▸ What to produce
Return every line of the data below that includes the string "Time".

▸ Data in this exercise

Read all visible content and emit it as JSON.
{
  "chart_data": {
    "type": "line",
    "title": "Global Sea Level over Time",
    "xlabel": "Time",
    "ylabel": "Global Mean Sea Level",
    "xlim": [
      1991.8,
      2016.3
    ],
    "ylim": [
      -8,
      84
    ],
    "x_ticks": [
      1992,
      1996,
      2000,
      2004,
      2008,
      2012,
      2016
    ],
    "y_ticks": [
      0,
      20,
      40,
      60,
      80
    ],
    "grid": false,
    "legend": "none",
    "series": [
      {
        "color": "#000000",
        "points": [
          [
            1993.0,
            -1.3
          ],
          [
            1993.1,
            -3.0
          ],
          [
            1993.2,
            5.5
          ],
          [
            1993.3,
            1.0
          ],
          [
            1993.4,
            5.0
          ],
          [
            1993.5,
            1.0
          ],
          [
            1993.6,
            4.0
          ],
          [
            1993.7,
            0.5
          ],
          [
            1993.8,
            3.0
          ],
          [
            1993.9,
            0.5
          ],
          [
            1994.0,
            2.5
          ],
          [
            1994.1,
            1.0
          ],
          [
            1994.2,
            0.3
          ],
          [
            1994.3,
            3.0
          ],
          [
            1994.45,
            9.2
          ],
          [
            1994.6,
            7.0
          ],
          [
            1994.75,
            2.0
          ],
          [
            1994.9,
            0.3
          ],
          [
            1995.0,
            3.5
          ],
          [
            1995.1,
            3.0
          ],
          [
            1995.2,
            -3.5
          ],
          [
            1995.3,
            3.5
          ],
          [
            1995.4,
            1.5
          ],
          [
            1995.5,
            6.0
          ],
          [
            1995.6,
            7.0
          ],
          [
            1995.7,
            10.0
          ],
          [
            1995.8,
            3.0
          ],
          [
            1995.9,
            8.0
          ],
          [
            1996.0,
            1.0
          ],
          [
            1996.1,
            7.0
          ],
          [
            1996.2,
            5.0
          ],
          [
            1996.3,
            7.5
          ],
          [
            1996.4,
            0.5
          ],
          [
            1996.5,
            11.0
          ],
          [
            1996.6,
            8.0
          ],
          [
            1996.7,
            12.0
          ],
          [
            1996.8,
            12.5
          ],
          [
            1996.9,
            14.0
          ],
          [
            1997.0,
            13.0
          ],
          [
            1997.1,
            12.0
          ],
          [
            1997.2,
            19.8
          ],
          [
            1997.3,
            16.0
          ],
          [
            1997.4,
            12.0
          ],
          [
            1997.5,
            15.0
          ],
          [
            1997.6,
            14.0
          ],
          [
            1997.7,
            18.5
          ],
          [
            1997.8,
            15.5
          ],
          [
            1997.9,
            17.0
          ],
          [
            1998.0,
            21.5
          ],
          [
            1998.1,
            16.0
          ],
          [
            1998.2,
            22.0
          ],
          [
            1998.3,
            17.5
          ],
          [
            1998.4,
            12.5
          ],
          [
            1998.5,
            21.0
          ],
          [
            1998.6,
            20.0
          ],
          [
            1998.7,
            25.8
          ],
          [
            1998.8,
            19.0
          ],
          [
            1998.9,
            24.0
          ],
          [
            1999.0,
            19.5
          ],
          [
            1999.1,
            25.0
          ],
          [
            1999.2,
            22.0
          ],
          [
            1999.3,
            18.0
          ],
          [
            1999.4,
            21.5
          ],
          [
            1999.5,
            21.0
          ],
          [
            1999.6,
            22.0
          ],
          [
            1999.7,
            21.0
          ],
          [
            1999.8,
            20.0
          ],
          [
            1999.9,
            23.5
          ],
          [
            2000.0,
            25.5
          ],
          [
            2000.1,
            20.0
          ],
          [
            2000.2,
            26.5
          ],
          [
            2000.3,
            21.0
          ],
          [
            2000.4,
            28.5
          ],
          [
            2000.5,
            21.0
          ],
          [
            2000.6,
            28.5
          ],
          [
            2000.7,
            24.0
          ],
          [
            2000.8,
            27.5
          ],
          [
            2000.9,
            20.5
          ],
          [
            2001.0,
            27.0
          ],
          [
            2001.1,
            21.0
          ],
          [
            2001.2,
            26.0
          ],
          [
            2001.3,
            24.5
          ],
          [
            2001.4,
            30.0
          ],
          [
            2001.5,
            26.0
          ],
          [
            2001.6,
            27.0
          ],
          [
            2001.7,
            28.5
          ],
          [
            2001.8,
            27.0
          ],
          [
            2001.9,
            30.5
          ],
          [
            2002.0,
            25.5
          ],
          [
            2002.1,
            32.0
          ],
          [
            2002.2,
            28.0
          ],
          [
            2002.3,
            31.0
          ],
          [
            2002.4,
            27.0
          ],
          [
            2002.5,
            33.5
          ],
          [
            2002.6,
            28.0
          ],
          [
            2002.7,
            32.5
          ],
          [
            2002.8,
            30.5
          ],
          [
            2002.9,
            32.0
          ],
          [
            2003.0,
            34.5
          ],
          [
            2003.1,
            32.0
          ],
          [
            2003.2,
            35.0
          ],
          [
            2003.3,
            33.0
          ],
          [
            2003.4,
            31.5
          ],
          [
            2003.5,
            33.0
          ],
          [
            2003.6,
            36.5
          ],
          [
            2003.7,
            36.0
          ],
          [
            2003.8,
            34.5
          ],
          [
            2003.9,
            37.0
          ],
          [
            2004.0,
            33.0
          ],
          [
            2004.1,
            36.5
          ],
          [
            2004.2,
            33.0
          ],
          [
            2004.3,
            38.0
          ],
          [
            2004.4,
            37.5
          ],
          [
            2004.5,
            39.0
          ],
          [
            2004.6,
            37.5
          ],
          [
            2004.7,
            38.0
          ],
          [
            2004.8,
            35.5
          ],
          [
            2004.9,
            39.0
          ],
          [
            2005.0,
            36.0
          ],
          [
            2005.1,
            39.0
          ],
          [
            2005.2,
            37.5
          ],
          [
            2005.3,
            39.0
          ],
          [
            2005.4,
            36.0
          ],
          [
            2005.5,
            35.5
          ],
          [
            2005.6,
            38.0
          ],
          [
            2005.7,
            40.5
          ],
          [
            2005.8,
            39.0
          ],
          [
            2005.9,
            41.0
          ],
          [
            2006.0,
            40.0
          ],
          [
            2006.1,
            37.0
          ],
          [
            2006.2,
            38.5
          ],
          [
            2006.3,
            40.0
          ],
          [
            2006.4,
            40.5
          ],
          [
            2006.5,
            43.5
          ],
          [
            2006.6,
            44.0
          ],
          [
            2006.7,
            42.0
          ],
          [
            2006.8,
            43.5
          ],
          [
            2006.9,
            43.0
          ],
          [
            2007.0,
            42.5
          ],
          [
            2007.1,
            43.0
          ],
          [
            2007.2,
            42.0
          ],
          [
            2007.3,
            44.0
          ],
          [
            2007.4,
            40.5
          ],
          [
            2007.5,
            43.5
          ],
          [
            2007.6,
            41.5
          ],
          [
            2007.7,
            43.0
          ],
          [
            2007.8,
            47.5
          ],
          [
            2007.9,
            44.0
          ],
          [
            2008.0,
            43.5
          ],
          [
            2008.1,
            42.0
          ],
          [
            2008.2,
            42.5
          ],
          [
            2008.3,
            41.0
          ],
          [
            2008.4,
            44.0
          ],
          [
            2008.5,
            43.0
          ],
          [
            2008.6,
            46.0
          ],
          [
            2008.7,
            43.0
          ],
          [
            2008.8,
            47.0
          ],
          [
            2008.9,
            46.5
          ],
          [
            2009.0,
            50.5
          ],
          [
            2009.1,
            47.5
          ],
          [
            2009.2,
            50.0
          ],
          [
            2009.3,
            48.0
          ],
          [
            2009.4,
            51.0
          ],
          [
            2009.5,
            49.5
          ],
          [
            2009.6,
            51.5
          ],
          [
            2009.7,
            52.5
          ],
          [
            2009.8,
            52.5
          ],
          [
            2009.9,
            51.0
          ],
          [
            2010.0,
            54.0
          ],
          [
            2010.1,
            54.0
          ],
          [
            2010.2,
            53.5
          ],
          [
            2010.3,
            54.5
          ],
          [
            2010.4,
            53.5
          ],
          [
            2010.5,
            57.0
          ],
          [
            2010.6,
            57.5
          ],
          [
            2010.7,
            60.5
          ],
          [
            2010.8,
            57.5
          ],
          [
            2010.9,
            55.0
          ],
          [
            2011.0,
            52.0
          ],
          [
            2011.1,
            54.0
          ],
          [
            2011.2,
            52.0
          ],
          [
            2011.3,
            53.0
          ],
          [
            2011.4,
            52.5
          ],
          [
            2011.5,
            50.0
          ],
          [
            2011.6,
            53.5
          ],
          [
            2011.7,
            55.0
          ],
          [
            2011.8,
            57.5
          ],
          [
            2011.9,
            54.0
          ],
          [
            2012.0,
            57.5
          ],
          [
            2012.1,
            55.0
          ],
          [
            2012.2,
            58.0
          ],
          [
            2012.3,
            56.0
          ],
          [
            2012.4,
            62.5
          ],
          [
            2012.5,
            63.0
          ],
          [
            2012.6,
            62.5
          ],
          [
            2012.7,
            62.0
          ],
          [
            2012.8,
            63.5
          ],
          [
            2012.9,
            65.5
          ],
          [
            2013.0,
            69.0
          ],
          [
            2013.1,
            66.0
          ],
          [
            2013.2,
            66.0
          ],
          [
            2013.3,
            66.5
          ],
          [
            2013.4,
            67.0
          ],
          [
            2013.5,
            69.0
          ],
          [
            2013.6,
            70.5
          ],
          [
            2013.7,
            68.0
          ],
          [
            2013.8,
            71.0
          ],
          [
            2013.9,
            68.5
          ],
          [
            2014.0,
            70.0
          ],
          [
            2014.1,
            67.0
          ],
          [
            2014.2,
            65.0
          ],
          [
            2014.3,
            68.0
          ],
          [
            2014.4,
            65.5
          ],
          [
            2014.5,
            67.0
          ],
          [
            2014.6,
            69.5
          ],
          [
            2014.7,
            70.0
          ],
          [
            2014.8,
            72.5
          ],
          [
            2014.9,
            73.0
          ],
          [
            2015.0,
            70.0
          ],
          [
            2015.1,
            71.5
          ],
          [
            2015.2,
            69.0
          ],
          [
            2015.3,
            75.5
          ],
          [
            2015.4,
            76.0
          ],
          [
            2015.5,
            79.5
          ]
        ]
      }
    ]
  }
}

▸ Expected answer
    "title": "Global Sea Level over Time",
    "xlabel": "Time",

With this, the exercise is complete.